[START OF Exercise materials]

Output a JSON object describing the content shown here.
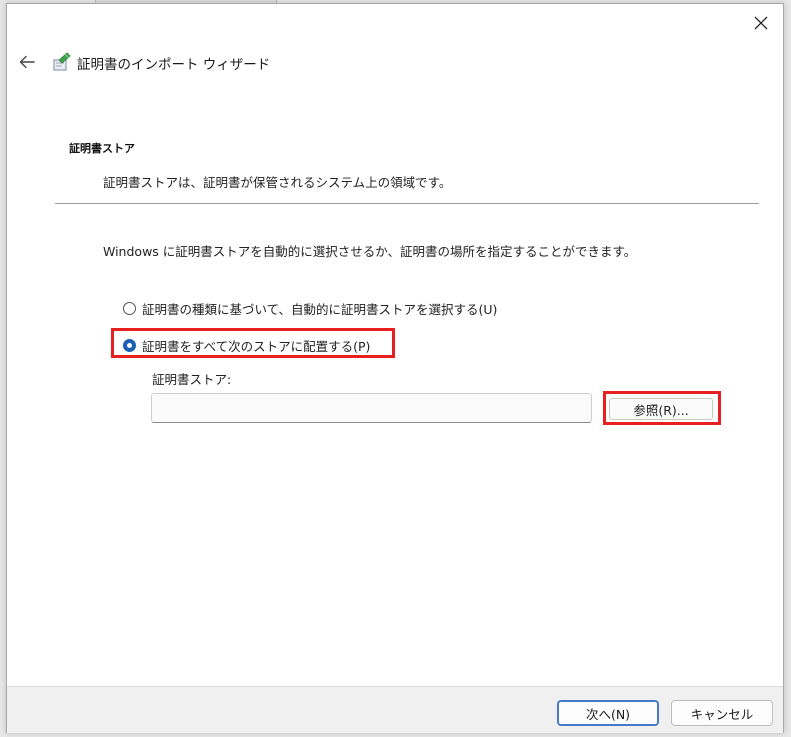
{
  "wizard": {
    "title": "証明書のインポート ウィザード"
  },
  "section": {
    "title": "証明書ストア",
    "description": "証明書ストアは、証明書が保管されるシステム上の領域です。"
  },
  "intro": "Windows に証明書ストアを自動的に選択させるか、証明書の場所を指定することができます。",
  "options": {
    "auto": {
      "label": "証明書の種類に基づいて、自動的に証明書ストアを選択する(U)",
      "selected": false
    },
    "manual": {
      "label": "証明書をすべて次のストアに配置する(P)",
      "selected": true
    }
  },
  "store": {
    "label": "証明書ストア:",
    "value": "",
    "browse_label": "参照(R)..."
  },
  "footer": {
    "next_label": "次へ(N)",
    "cancel_label": "キャンセル"
  },
  "colors": {
    "accent": "#1a5fb4",
    "highlight": "#e81f1f"
  },
  "icons": {
    "close": "close-icon",
    "back": "back-arrow-icon",
    "wizard": "certificate-icon"
  }
}
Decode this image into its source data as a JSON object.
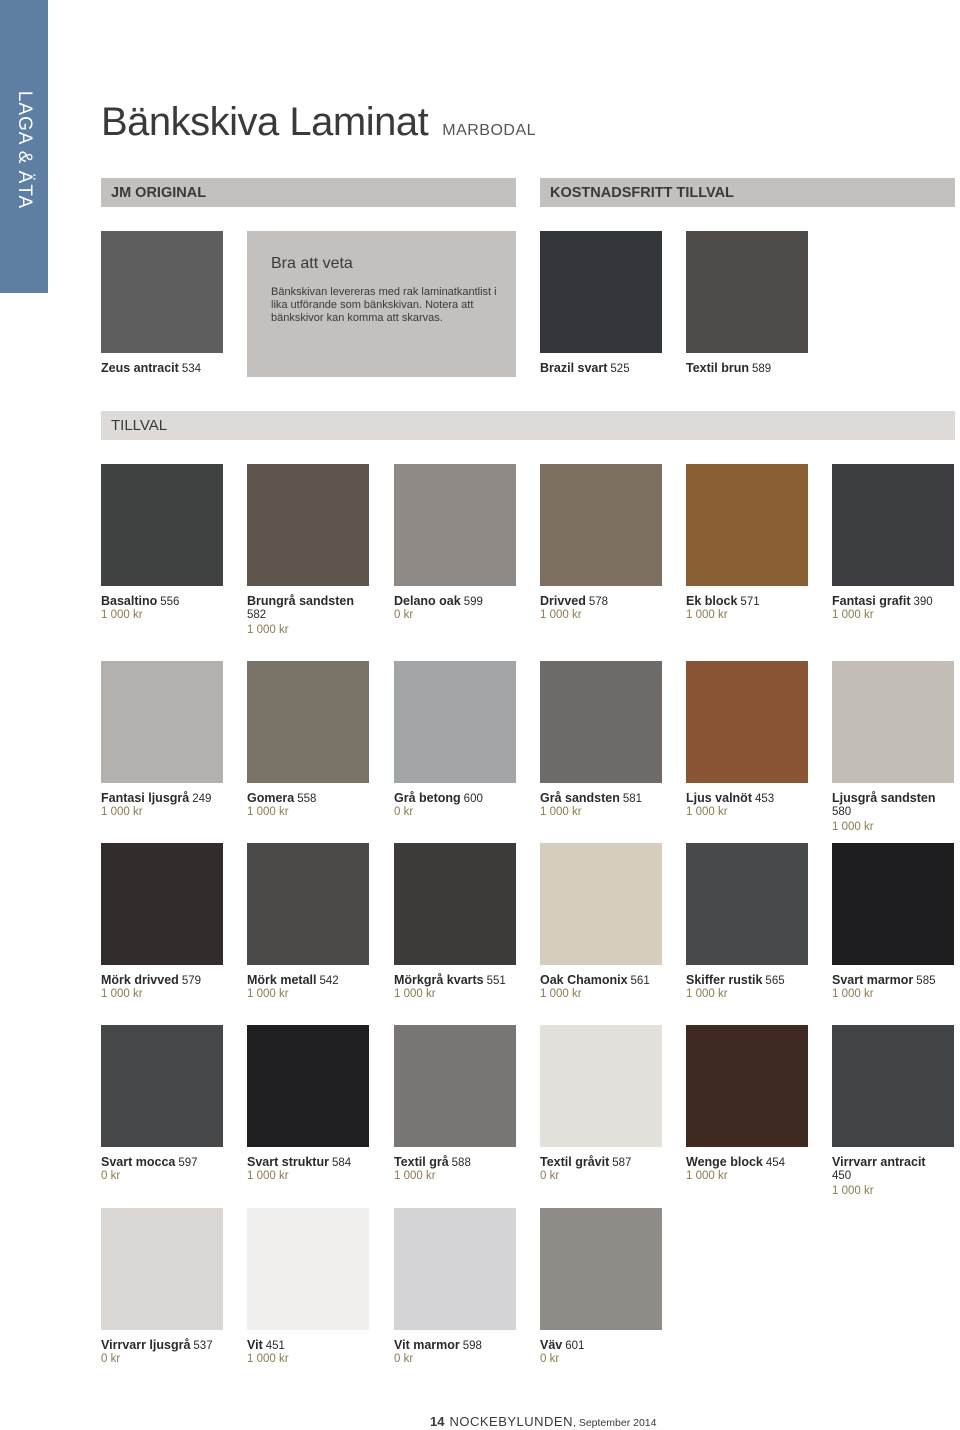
{
  "side_tab": "LAGA & ÄTA",
  "title": "Bänkskiva Laminat",
  "subtitle": "MARBODAL",
  "sections": {
    "original": "JM ORIGINAL",
    "free": "KOSTNADSFRITT TILLVAL",
    "tillval": "TILLVAL"
  },
  "info": {
    "title": "Bra att veta",
    "text": "Bänkskivan levereras med rak laminatkantlist i lika utförande som bänkskivan. Notera att bänkskivor kan komma att skarvas."
  },
  "top_items": [
    {
      "name": "Zeus antracit",
      "code": "534",
      "price": "",
      "col": 0,
      "wrap": false,
      "bg": "#5e5e5e"
    },
    {
      "name": "Brazil svart",
      "code": "525",
      "price": "",
      "col": 3,
      "wrap": false,
      "bg": "#33363a"
    },
    {
      "name": "Textil brun",
      "code": "589",
      "price": "",
      "col": 4,
      "wrap": false,
      "bg": "#4f4b48"
    }
  ],
  "grid_rows": [
    [
      {
        "name": "Basaltino",
        "code": "556",
        "price": "1 000 kr",
        "wrap": false,
        "bg": "#404241"
      },
      {
        "name": "Brungrå sandsten",
        "code": "582",
        "price": "1 000 kr",
        "wrap": true,
        "bg": "#5e554c"
      },
      {
        "name": "Delano oak",
        "code": "599",
        "price": "0 kr",
        "wrap": false,
        "bg": "#8f8a85"
      },
      {
        "name": "Drivved",
        "code": "578",
        "price": "1 000 kr",
        "wrap": false,
        "bg": "#7d7062"
      },
      {
        "name": "Ek block",
        "code": "571",
        "price": "1 000 kr",
        "wrap": false,
        "bg": "#8a5f33"
      },
      {
        "name": "Fantasi grafit",
        "code": "390",
        "price": "1 000 kr",
        "wrap": false,
        "bg": "#3c3e41"
      }
    ],
    [
      {
        "name": "Fantasi ljusgrå",
        "code": "249",
        "price": "1 000 kr",
        "wrap": false,
        "bg": "#b3b0ae"
      },
      {
        "name": "Gomera",
        "code": "558",
        "price": "1 000 kr",
        "wrap": false,
        "bg": "#7a7368"
      },
      {
        "name": "Grå betong",
        "code": "600",
        "price": "0 kr",
        "wrap": false,
        "bg": "#a3a6a6"
      },
      {
        "name": "Grå sandsten",
        "code": "581",
        "price": "1 000 kr",
        "wrap": false,
        "bg": "#6e6b69"
      },
      {
        "name": "Ljus valnöt",
        "code": "453",
        "price": "1 000 kr",
        "wrap": false,
        "bg": "#8a5535"
      },
      {
        "name": "Ljusgrå sandsten",
        "code": "580",
        "price": "1 000 kr",
        "wrap": true,
        "bg": "#c2bdb7"
      }
    ],
    [
      {
        "name": "Mörk drivved",
        "code": "579",
        "price": "1 000 kr",
        "wrap": false,
        "bg": "#322d2c"
      },
      {
        "name": "Mörk metall",
        "code": "542",
        "price": "1 000 kr",
        "wrap": false,
        "bg": "#4c4a49"
      },
      {
        "name": "Mörkgrå kvarts",
        "code": "551",
        "price": "1 000 kr",
        "wrap": false,
        "bg": "#3d3a39"
      },
      {
        "name": "Oak Chamonix",
        "code": "561",
        "price": "1 000 kr",
        "wrap": false,
        "bg": "#d6cdbd"
      },
      {
        "name": "Skiffer rustik",
        "code": "565",
        "price": "1 000 kr",
        "wrap": false,
        "bg": "#474a4b"
      },
      {
        "name": "Svart marmor",
        "code": "585",
        "price": "1 000 kr",
        "wrap": false,
        "bg": "#1e1e20"
      }
    ],
    [
      {
        "name": "Svart mocca",
        "code": "597",
        "price": "0 kr",
        "wrap": false,
        "bg": "#454748"
      },
      {
        "name": "Svart struktur",
        "code": "584",
        "price": "1 000 kr",
        "wrap": false,
        "bg": "#1f1f21"
      },
      {
        "name": "Textil grå",
        "code": "588",
        "price": "1 000 kr",
        "wrap": false,
        "bg": "#7a7675"
      },
      {
        "name": "Textil gråvit",
        "code": "587",
        "price": "0 kr",
        "wrap": false,
        "bg": "#e4e0dc"
      },
      {
        "name": "Wenge block",
        "code": "454",
        "price": "1 000 kr",
        "wrap": false,
        "bg": "#3e2a22"
      },
      {
        "name": "Virrvarr antracit",
        "code": "450",
        "price": "1 000 kr",
        "wrap": true,
        "bg": "#404447"
      }
    ],
    [
      {
        "name": "Virrvarr ljusgrå",
        "code": "537",
        "price": "0 kr",
        "wrap": false,
        "bg": "#dad7d5"
      },
      {
        "name": "Vit",
        "code": "451",
        "price": "1 000 kr",
        "wrap": false,
        "bg": "#f1efed"
      },
      {
        "name": "Vit marmor",
        "code": "598",
        "price": "0 kr",
        "wrap": false,
        "bg": "#d4d4d6"
      },
      {
        "name": "Väv",
        "code": "601",
        "price": "0 kr",
        "wrap": false,
        "bg": "#8f8b87"
      }
    ]
  ],
  "footer": {
    "page": "14",
    "magazine": "NOCKEBYLUNDEN",
    "date": ", September 2014"
  }
}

[END OF Exercise materials]

=== Job ===
Output, exactly, all the records above; include no pictures.

=== Response to this task ===
Output a JSON object describing the content shown here.
{
  "wizard": {
    "title": "証明書のインポート ウィザード"
  },
  "section": {
    "title": "証明書ストア",
    "description": "証明書ストアは、証明書が保管されるシステム上の領域です。"
  },
  "intro": "Windows に証明書ストアを自動的に選択させるか、証明書の場所を指定することができます。",
  "options": {
    "auto": {
      "label": "証明書の種類に基づいて、自動的に証明書ストアを選択する(U)",
      "selected": false
    },
    "manual": {
      "label": "証明書をすべて次のストアに配置する(P)",
      "selected": true
    }
  },
  "store": {
    "label": "証明書ストア:",
    "value": "",
    "browse_label": "参照(R)..."
  },
  "footer": {
    "next_label": "次へ(N)",
    "cancel_label": "キャンセル"
  },
  "colors": {
    "accent": "#1a5fb4",
    "highlight": "#e81f1f"
  },
  "icons": {
    "close": "close-icon",
    "back": "back-arrow-icon",
    "wizard": "certificate-icon"
  }
}
Decode this image into its source data as a JSON object.
{
  "side_tab": "LAGA & ÄTA",
  "title": "Bänkskiva Laminat",
  "subtitle": "MARBODAL",
  "sections": {
    "original": "JM ORIGINAL",
    "free": "KOSTNADSFRITT TILLVAL",
    "tillval": "TILLVAL"
  },
  "info": {
    "title": "Bra att veta",
    "text": "Bänkskivan levereras med rak laminatkantlist i lika utförande som bänkskivan. Notera att bänkskivor kan komma att skarvas."
  },
  "top_items": [
    {
      "name": "Zeus antracit",
      "code": "534",
      "price": "",
      "col": 0,
      "wrap": false,
      "bg": "#5e5e5e"
    },
    {
      "name": "Brazil svart",
      "code": "525",
      "price": "",
      "col": 3,
      "wrap": false,
      "bg": "#33363a"
    },
    {
      "name": "Textil brun",
      "code": "589",
      "price": "",
      "col": 4,
      "wrap": false,
      "bg": "#4f4b48"
    }
  ],
  "grid_rows": [
    [
      {
        "name": "Basaltino",
        "code": "556",
        "price": "1 000 kr",
        "wrap": false,
        "bg": "#404241"
      },
      {
        "name": "Brungrå sandsten",
        "code": "582",
        "price": "1 000 kr",
        "wrap": true,
        "bg": "#5e554c"
      },
      {
        "name": "Delano oak",
        "code": "599",
        "price": "0 kr",
        "wrap": false,
        "bg": "#8f8a85"
      },
      {
        "name": "Drivved",
        "code": "578",
        "price": "1 000 kr",
        "wrap": false,
        "bg": "#7d7062"
      },
      {
        "name": "Ek block",
        "code": "571",
        "price": "1 000 kr",
        "wrap": false,
        "bg": "#8a5f33"
      },
      {
        "name": "Fantasi grafit",
        "code": "390",
        "price": "1 000 kr",
        "wrap": false,
        "bg": "#3c3e41"
      }
    ],
    [
      {
        "name": "Fantasi ljusgrå",
        "code": "249",
        "price": "1 000 kr",
        "wrap": false,
        "bg": "#b3b0ae"
      },
      {
        "name": "Gomera",
        "code": "558",
        "price": "1 000 kr",
        "wrap": false,
        "bg": "#7a7368"
      },
      {
        "name": "Grå betong",
        "code": "600",
        "price": "0 kr",
        "wrap": false,
        "bg": "#a3a6a6"
      },
      {
        "name": "Grå sandsten",
        "code": "581",
        "price": "1 000 kr",
        "wrap": false,
        "bg": "#6e6b69"
      },
      {
        "name": "Ljus valnöt",
        "code": "453",
        "price": "1 000 kr",
        "wrap": false,
        "bg": "#8a5535"
      },
      {
        "name": "Ljusgrå sandsten",
        "code": "580",
        "price": "1 000 kr",
        "wrap": true,
        "bg": "#c2bdb7"
      }
    ],
    [
      {
        "name": "Mörk drivved",
        "code": "579",
        "price": "1 000 kr",
        "wrap": false,
        "bg": "#322d2c"
      },
      {
        "name": "Mörk metall",
        "code": "542",
        "price": "1 000 kr",
        "wrap": false,
        "bg": "#4c4a49"
      },
      {
        "name": "Mörkgrå kvarts",
        "code": "551",
        "price": "1 000 kr",
        "wrap": false,
        "bg": "#3d3a39"
      },
      {
        "name": "Oak Chamonix",
        "code": "561",
        "price": "1 000 kr",
        "wrap": false,
        "bg": "#d6cdbd"
      },
      {
        "name": "Skiffer rustik",
        "code": "565",
        "price": "1 000 kr",
        "wrap": false,
        "bg": "#474a4b"
      },
      {
        "name": "Svart marmor",
        "code": "585",
        "price": "1 000 kr",
        "wrap": false,
        "bg": "#1e1e20"
      }
    ],
    [
      {
        "name": "Svart mocca",
        "code": "597",
        "price": "0 kr",
        "wrap": false,
        "bg": "#454748"
      },
      {
        "name": "Svart struktur",
        "code": "584",
        "price": "1 000 kr",
        "wrap": false,
        "bg": "#1f1f21"
      },
      {
        "name": "Textil grå",
        "code": "588",
        "price": "1 000 kr",
        "wrap": false,
        "bg": "#7a7675"
      },
      {
        "name": "Textil gråvit",
        "code": "587",
        "price": "0 kr",
        "wrap": false,
        "bg": "#e4e0dc"
      },
      {
        "name": "Wenge block",
        "code": "454",
        "price": "1 000 kr",
        "wrap": false,
        "bg": "#3e2a22"
      },
      {
        "name": "Virrvarr antracit",
        "code": "450",
        "price": "1 000 kr",
        "wrap": true,
        "bg": "#404447"
      }
    ],
    [
      {
        "name": "Virrvarr ljusgrå",
        "code": "537",
        "price": "0 kr",
        "wrap": false,
        "bg": "#dad7d5"
      },
      {
        "name": "Vit",
        "code": "451",
        "price": "1 000 kr",
        "wrap": false,
        "bg": "#f1efed"
      },
      {
        "name": "Vit marmor",
        "code": "598",
        "price": "0 kr",
        "wrap": false,
        "bg": "#d4d4d6"
      },
      {
        "name": "Väv",
        "code": "601",
        "price": "0 kr",
        "wrap": false,
        "bg": "#8f8b87"
      }
    ]
  ],
  "footer": {
    "page": "14",
    "magazine": "NOCKEBYLUNDEN",
    "date": ", September 2014"
  }
}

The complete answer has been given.